• _Rows_:
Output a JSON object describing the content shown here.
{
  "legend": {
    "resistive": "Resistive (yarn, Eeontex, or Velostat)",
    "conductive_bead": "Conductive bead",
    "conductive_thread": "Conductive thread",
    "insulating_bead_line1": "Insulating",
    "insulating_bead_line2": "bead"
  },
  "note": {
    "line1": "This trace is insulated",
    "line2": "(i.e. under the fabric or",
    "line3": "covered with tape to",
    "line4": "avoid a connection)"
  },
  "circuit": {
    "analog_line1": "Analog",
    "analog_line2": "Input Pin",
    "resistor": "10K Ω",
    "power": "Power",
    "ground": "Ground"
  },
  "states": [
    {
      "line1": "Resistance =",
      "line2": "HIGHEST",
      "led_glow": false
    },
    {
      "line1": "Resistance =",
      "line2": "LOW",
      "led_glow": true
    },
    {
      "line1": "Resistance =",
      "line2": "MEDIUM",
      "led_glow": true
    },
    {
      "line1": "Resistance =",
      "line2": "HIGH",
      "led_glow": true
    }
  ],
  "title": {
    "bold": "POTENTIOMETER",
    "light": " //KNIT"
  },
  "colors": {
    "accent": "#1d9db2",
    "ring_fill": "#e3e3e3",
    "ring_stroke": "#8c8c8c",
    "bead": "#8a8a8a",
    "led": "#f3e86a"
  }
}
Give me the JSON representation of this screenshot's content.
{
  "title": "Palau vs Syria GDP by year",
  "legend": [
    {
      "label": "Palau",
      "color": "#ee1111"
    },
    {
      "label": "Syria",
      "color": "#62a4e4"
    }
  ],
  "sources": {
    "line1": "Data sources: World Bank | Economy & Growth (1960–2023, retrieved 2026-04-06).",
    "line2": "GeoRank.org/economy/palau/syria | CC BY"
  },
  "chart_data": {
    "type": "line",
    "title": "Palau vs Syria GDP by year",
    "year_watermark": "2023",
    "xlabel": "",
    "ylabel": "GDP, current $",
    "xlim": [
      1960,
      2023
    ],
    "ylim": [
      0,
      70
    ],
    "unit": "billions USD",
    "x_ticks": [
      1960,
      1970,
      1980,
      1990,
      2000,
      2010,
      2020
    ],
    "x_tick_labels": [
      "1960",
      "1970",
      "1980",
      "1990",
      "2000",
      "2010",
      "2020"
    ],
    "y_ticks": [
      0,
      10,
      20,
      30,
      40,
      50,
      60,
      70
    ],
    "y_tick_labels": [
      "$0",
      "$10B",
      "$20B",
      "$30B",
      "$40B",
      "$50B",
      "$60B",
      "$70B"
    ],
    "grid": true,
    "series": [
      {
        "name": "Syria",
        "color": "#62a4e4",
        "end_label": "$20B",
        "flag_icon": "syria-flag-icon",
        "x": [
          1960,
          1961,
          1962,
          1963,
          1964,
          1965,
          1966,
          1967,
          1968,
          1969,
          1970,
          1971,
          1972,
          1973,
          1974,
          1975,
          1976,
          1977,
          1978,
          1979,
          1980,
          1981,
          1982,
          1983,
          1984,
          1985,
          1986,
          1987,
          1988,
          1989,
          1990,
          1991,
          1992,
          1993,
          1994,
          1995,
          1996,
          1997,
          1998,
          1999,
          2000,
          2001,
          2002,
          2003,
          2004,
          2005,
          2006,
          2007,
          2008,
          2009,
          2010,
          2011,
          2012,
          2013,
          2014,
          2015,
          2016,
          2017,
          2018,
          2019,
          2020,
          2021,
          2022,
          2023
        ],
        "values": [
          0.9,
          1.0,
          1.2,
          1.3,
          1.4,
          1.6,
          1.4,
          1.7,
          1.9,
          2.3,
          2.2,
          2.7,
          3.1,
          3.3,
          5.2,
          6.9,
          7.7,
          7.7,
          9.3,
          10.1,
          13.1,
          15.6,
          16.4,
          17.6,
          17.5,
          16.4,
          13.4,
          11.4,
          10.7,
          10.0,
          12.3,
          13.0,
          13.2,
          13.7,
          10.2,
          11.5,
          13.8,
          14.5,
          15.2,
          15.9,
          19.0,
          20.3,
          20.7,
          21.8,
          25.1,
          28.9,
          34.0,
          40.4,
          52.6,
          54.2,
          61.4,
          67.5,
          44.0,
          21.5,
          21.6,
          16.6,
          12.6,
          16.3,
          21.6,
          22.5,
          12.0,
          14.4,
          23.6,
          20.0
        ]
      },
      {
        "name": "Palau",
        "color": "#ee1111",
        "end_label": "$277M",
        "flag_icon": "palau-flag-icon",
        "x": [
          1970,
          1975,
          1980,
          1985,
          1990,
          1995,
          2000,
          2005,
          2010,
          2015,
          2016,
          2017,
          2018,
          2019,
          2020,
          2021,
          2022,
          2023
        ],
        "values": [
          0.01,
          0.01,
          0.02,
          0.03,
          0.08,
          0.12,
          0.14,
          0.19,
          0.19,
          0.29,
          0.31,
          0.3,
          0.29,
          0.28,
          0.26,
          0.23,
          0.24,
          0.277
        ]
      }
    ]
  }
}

• _What is required_: Pick out and copy the lines of the material that include the word "sources".

• _Problem solution_:
  "sources": {
    "line1": "Data sources: World Bank | Economy & Growth (1960–2023, retrieved 2026-04-06).",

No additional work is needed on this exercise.